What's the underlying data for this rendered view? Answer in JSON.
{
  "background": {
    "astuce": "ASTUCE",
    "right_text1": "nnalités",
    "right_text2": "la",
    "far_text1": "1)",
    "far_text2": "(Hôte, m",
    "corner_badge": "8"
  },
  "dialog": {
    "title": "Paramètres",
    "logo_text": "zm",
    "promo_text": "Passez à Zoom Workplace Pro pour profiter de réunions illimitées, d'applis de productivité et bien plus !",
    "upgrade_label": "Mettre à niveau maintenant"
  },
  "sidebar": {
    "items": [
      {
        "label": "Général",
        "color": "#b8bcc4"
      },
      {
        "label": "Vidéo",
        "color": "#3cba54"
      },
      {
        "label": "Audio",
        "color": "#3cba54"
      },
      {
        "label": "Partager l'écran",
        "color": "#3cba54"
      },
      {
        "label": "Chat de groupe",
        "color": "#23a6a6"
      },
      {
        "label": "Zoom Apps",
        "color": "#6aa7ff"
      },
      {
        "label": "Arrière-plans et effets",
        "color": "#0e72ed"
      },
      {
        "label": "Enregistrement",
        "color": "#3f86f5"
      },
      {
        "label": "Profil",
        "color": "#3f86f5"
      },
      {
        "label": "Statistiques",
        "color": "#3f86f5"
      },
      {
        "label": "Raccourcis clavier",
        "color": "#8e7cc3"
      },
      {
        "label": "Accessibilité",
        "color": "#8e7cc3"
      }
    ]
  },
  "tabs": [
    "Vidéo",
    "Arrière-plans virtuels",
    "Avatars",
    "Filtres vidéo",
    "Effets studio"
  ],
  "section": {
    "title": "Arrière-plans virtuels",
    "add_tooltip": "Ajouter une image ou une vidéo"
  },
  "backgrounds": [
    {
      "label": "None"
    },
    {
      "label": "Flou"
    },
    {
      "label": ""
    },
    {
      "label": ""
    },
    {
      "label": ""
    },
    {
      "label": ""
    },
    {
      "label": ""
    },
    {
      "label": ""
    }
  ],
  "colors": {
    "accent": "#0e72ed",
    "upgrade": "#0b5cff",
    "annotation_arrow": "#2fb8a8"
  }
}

##############################

=== THE PROBLEM ===
Give nothing but the number of lines containing the string "Arrière".

=== SOLUTION BELOW ===
3